§ **AIM**
Report only the number of lines holding "ENGENHEIRO".

## START DATA

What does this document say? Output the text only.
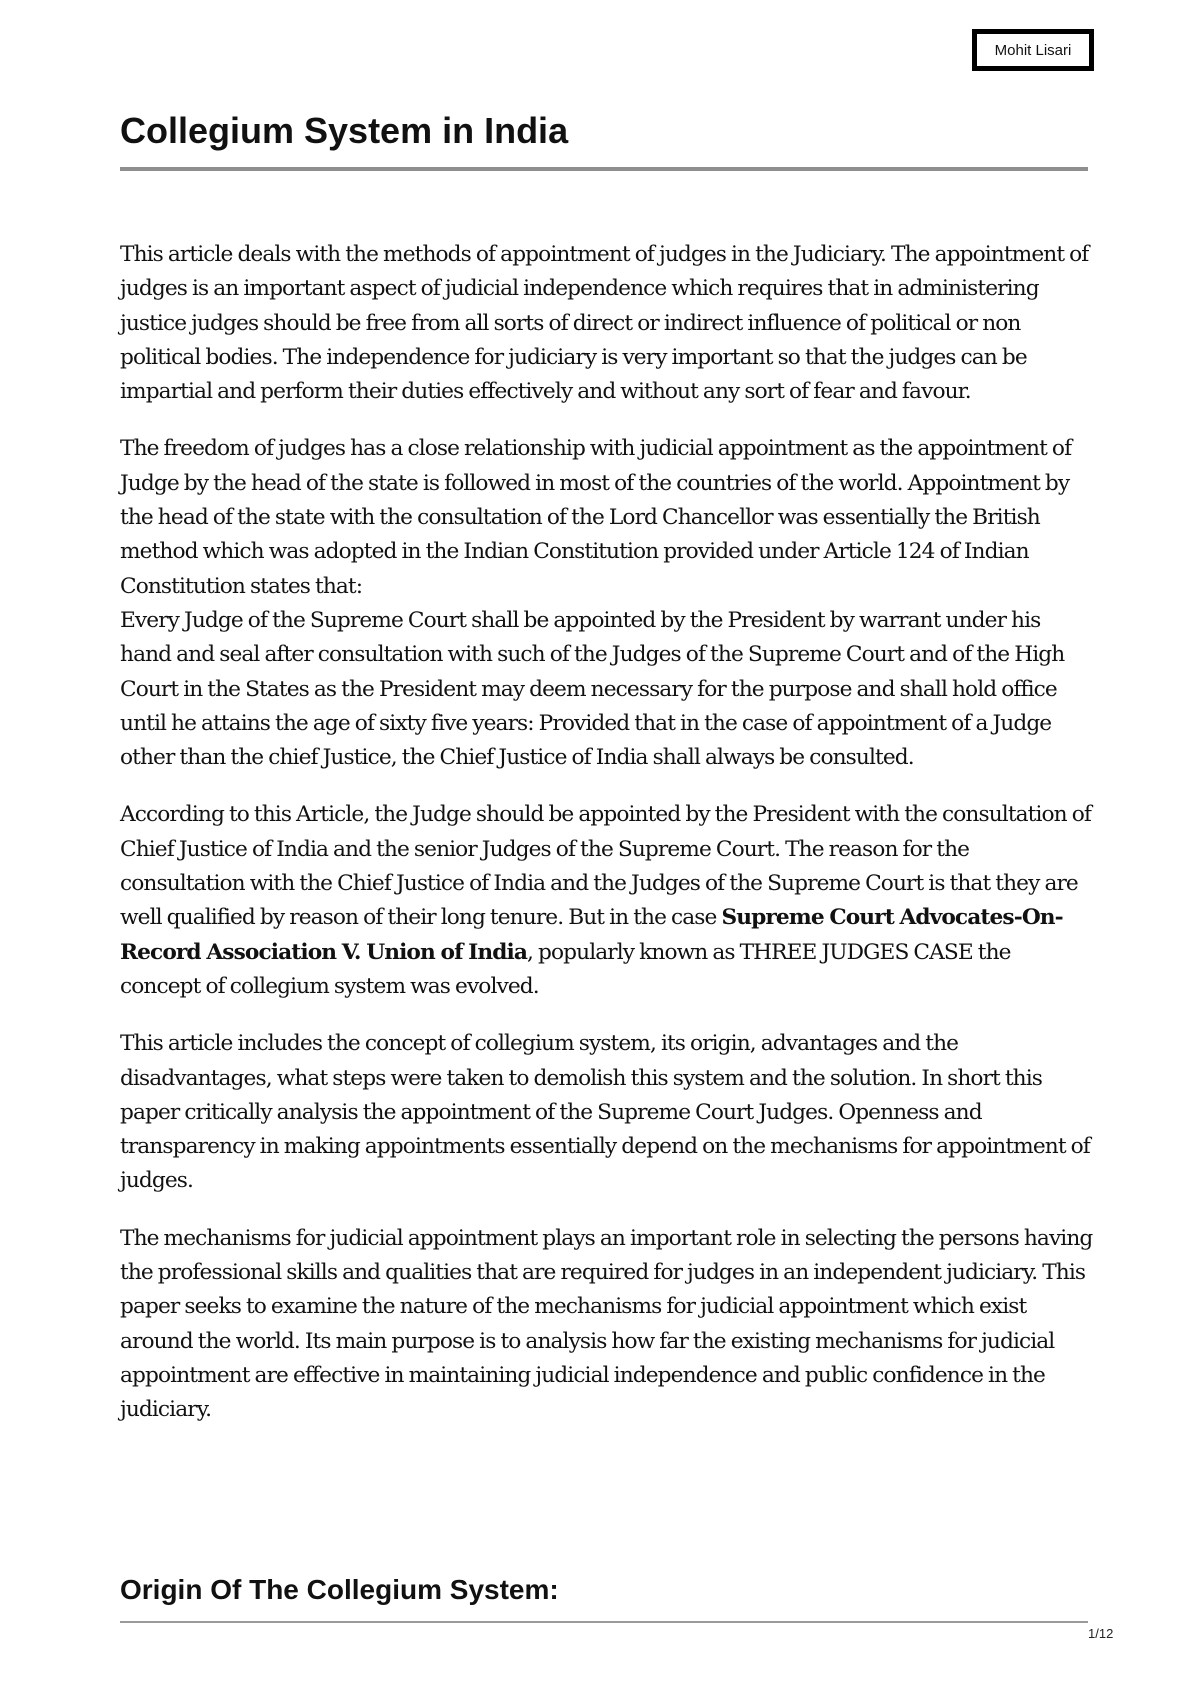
Mohit Lisari
Collegium System in India

This article deals with the methods of appointment of judges in the Judiciary. The appointment of judges is an important aspect of judicial independence which requires that in administering justice judges should be free from all sorts of direct or indirect influence of political or non political bodies. The independence for judiciary is very important so that the judges can be impartial and perform their duties effectively and without any sort of fear and favour.

The freedom of judges has a close relationship with judicial appointment as the appointment of Judge by the head of the state is followed in most of the countries of the world. Appointment by the head of the state with the consultation of the Lord Chancellor was essentially the British method which was adopted in the Indian Constitution provided under Article 124 of Indian Constitution states that:

Every Judge of the Supreme Court shall be appointed by the President by warrant under his hand and seal after consultation with such of the Judges of the Supreme Court and of the High Court in the States as the President may deem necessary for the purpose and shall hold office until he attains the age of sixty five years: Provided that in the case of appointment of a Judge other than the chief Justice, the Chief Justice of India shall always be consulted.

According to this Article, the Judge should be appointed by the President with the consultation of Chief Justice of India and the senior Judges of the Supreme Court. The reason for the consultation with the Chief Justice of India and the Judges of the Supreme Court is that they are well qualified by reason of their long tenure. But in the case Supreme Court Advocates-On-Record Association V. Union of India, popularly known as THREE JUDGES CASE the concept of collegium system was evolved.

This article includes the concept of collegium system, its origin, advantages and the disadvantages, what steps were taken to demolish this system and the solution. In short this paper critically analysis the appointment of the Supreme Court Judges. Openness and transparency in making appointments essentially depend on the mechanisms for appointment of judges.

The mechanisms for judicial appointment plays an important role in selecting the persons having the professional skills and qualities that are required for judges in an independent judiciary. This paper seeks to examine the nature of the mechanisms for judicial appointment which exist around the world. Its main purpose is to analysis how far the existing mechanisms for judicial appointment are effective in maintaining judicial independence and public confidence in the judiciary.

Origin Of The Collegium System:
1/12
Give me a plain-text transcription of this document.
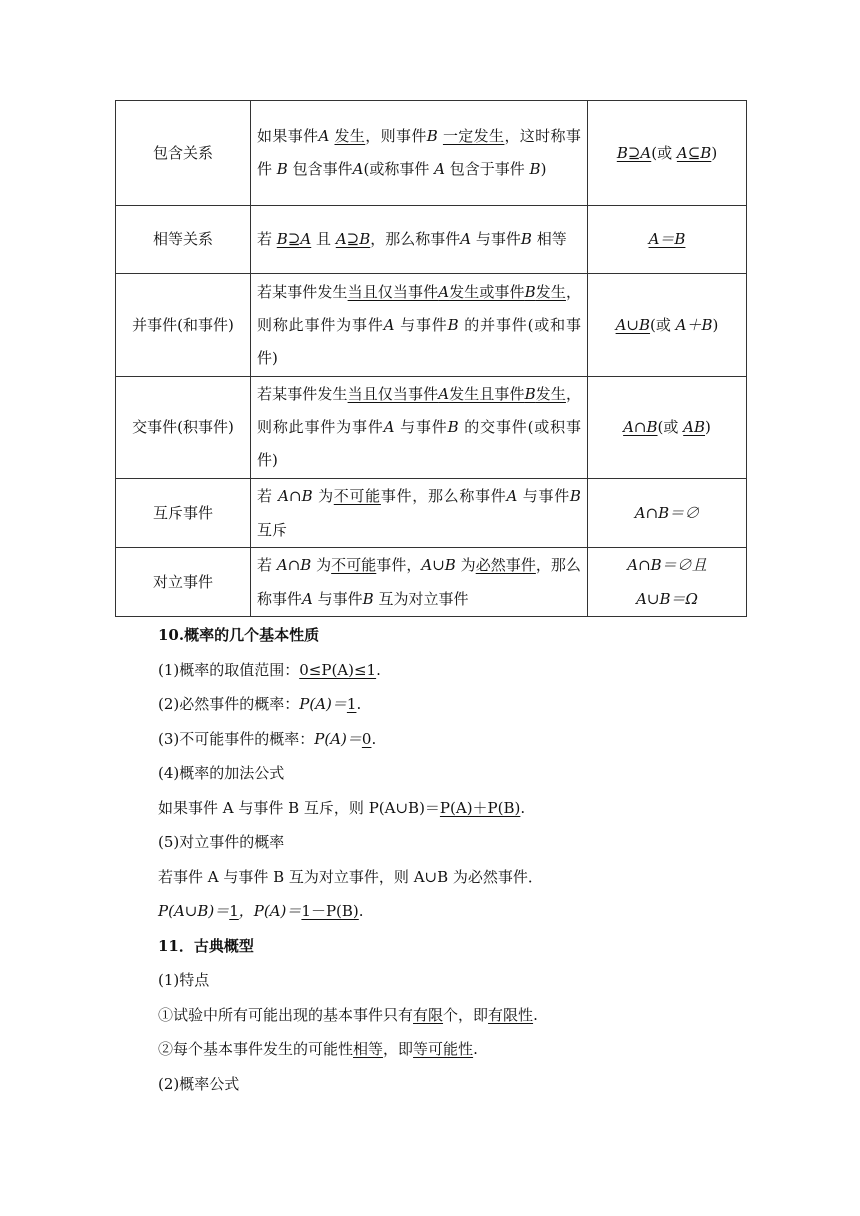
包含关系	如果事件A 发生，则事件B 一定发生，这时称事件 B 包含事件A(或称事件 A 包含于事件 B)	B⊇A(或 A⊆B)
相等关系	若 B⊇A 且 A⊇B，那么称事件A 与事件B 相等	A＝B
并事件(和事件)	若某事件发生当且仅当事件A发生或事件B发生，则称此事件为事件A 与事件B 的并事件(或和事件)	A∪B(或 A＋B)
交事件(积事件)	若某事件发生当且仅当事件A发生且事件B发生，则称此事件为事件A 与事件B 的交事件(或积事件)	A∩B(或 AB)
互斥事件	若 A∩B 为不可能事件，那么称事件A 与事件B 互斥	A∩B＝∅
对立事件	若 A∩B 为不可能事件，A∪B 为必然事件，那么称事件A 与事件B 互为对立事件	A∩B＝∅且
A∪B＝Ω

10.概率的几个基本性质

(1)概率的取值范围：0≤P(A)≤1.

(2)必然事件的概率：P(A)＝1.

(3)不可能事件的概率：P(A)＝0.

(4)概率的加法公式

如果事件 A 与事件 B 互斥，则 P(A∪B)＝P(A)＋P(B).

(5)对立事件的概率

若事件 A 与事件 B 互为对立事件，则 A∪B 为必然事件．

P(A∪B)＝1，P(A)＝1－P(B).

11．古典概型

(1)特点

①试验中所有可能出现的基本事件只有有限个，即有限性.

②每个基本事件发生的可能性相等，即等可能性.

(2)概率公式
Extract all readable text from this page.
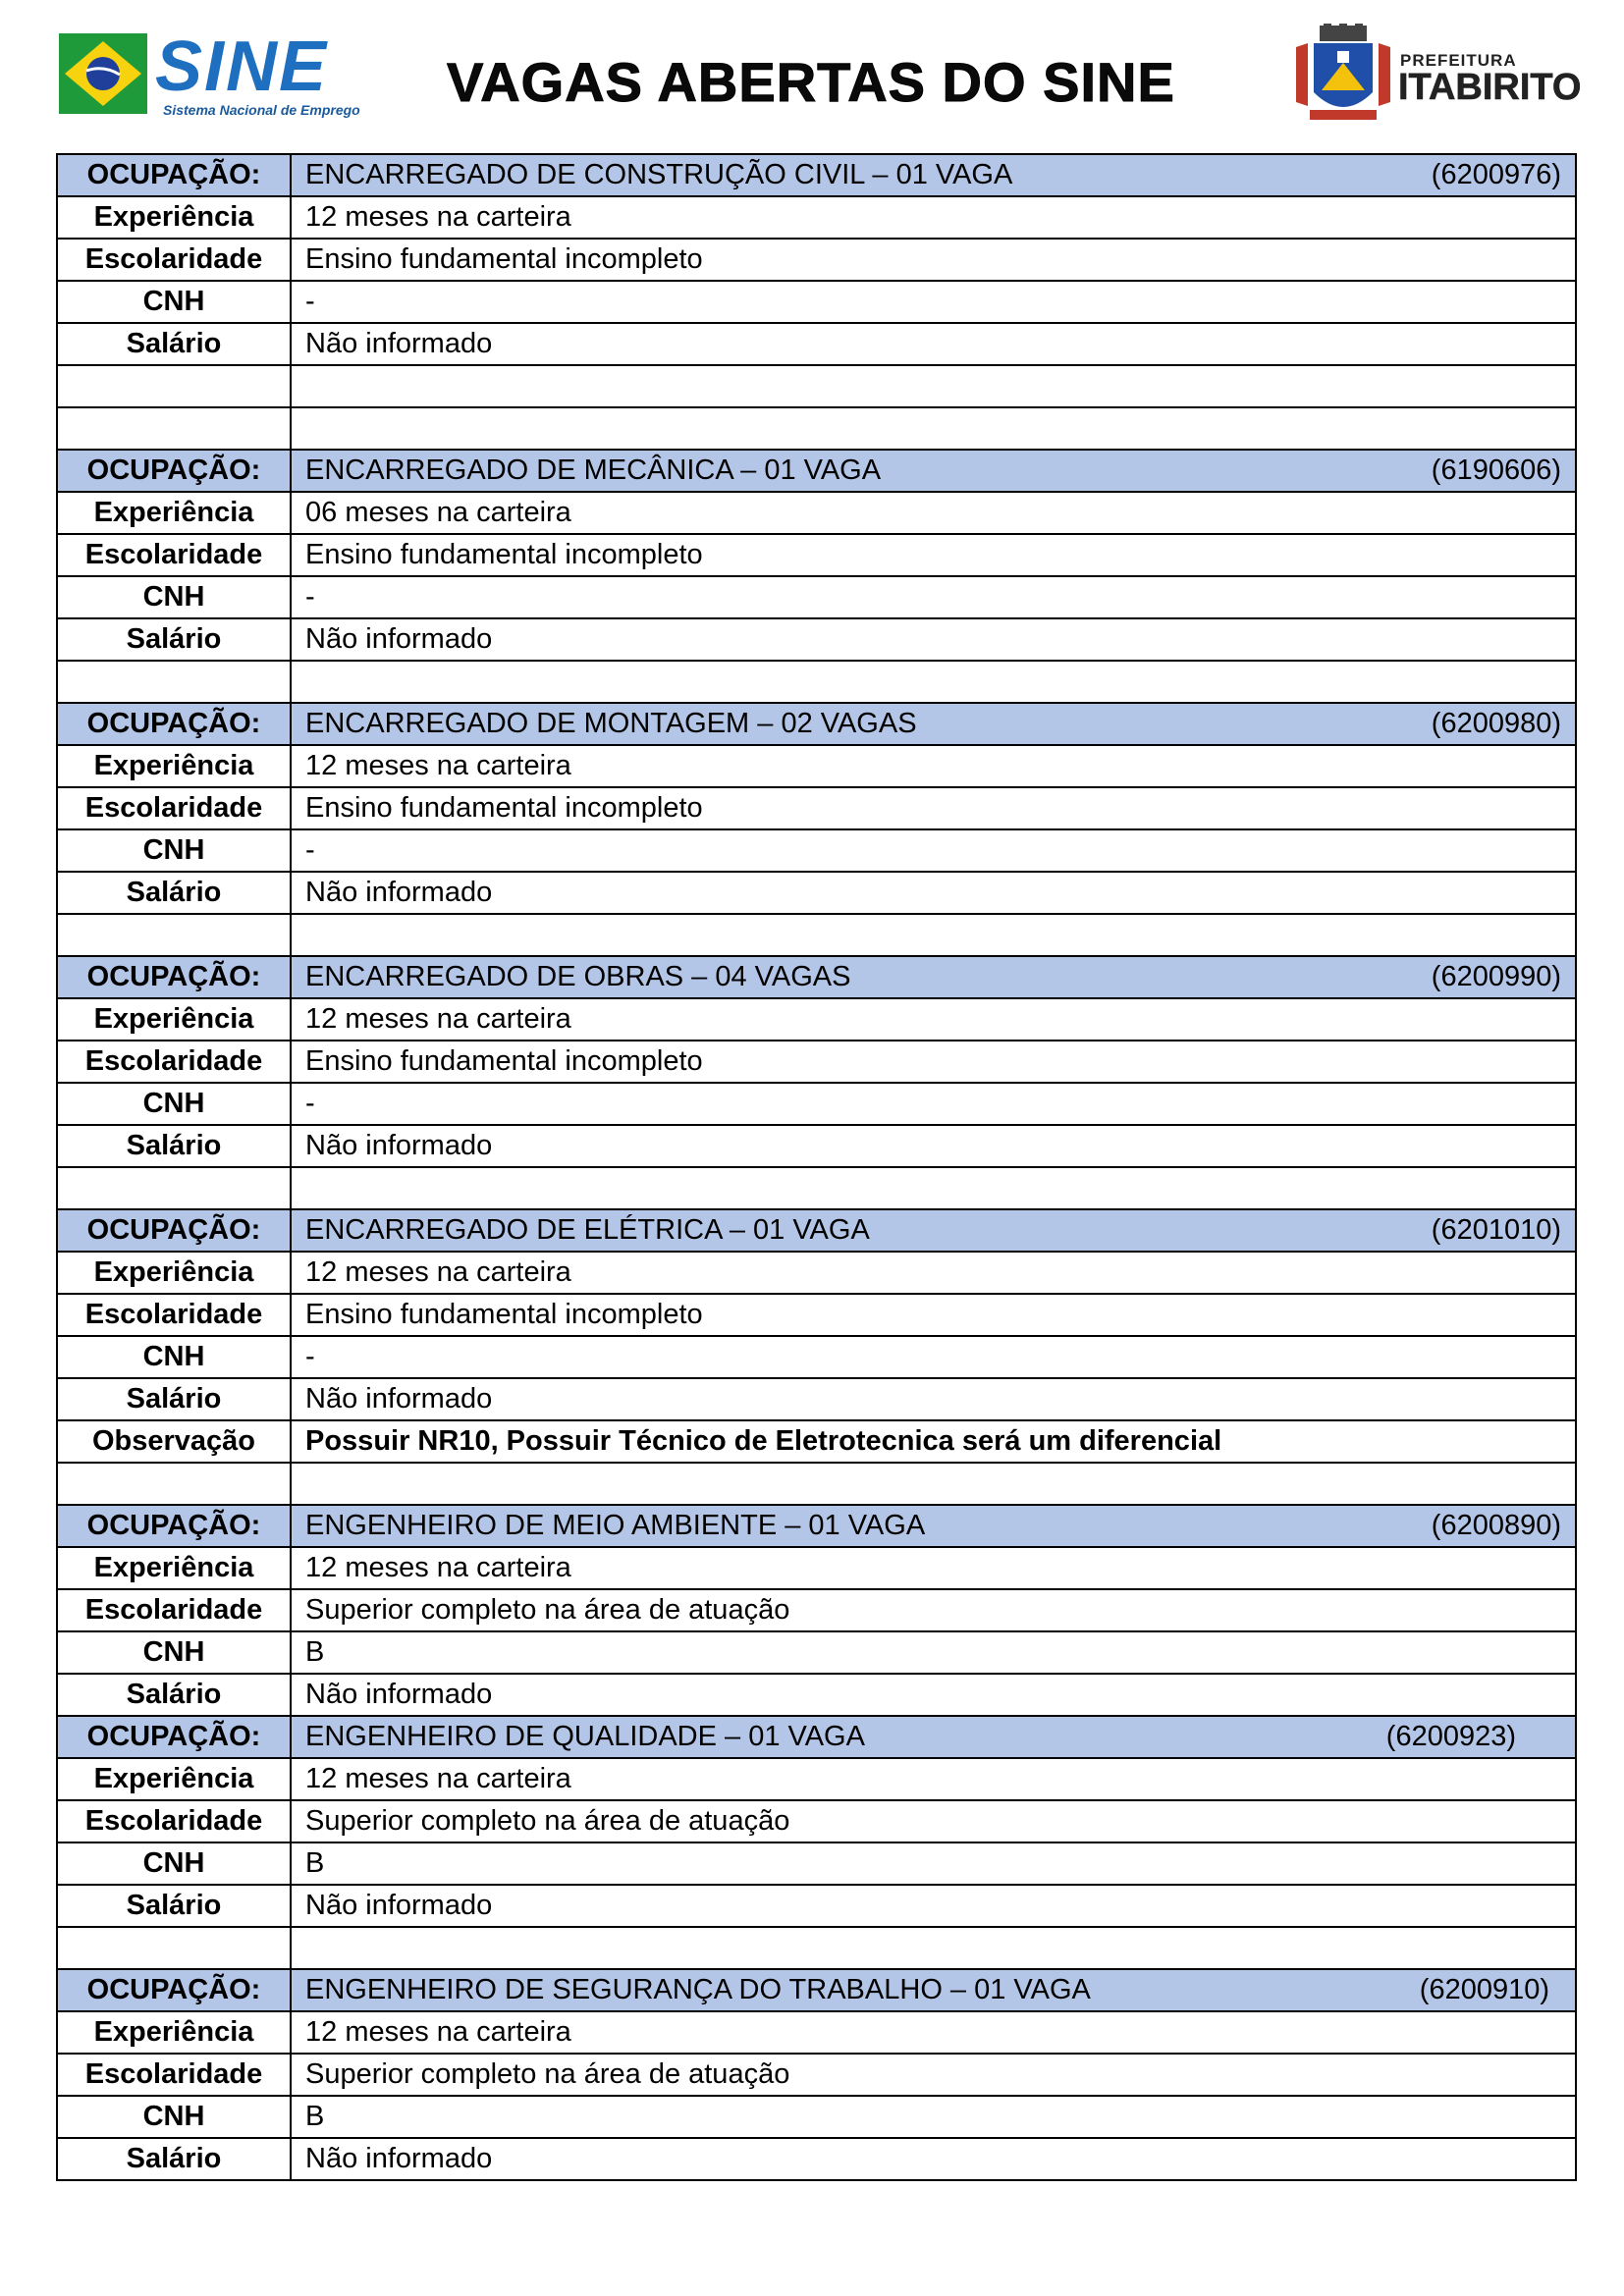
SINE
Sistema Nacional de Emprego VAGAS ABERTAS DO SINE	PREFEITURA
ITABIRITO
OCUPAÇÃO:	ENCARREGADO DE CONSTRUÇÃO CIVIL – 01 VAGA (6200976)

Experiência	12 meses na carteira
Escolaridade	Ensino fundamental incompleto
CNH	-
Salário	Não informado

OCUPAÇÃO:	ENCARREGADO DE MECÂNICA – 01 VAGA (6190606)

Experiência	06 meses na carteira
Escolaridade	Ensino fundamental incompleto
CNH	-
Salário	Não informado

OCUPAÇÃO:	ENCARREGADO DE MONTAGEM – 02 VAGAS (6200980)

Experiência	12 meses na carteira
Escolaridade	Ensino fundamental incompleto
CNH	-
Salário	Não informado

OCUPAÇÃO:	ENCARREGADO DE OBRAS – 04 VAGAS (6200990)

Experiência	12 meses na carteira
Escolaridade	Ensino fundamental incompleto
CNH	-
Salário	Não informado

OCUPAÇÃO:	ENCARREGADO DE ELÉTRICA – 01 VAGA (6201010)

Experiência	12 meses na carteira
Escolaridade	Ensino fundamental incompleto
CNH	-
Salário	Não informado
Observação	Possuir NR10, Possuir Técnico de Eletrotecnica será um diferencial

OCUPAÇÃO:	ENGENHEIRO DE MEIO AMBIENTE – 01 VAGA (6200890)

Experiência	12 meses na carteira
Escolaridade	Superior completo na área de atuação
CNH	B
Salário	Não informado
OCUPAÇÃO:	ENGENHEIRO DE QUALIDADE – 01 VAGA (6200923)

Experiência	12 meses na carteira
Escolaridade	Superior completo na área de atuação
CNH	B
Salário	Não informado

OCUPAÇÃO:	ENGENHEIRO DE SEGURANÇA DO TRABALHO – 01 VAGA (6200910)

Experiência	12 meses na carteira
Escolaridade	Superior completo na área de atuação
CNH	B
Salário	Não informado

## END DATA

§ **RESULT OF THE TASK**
3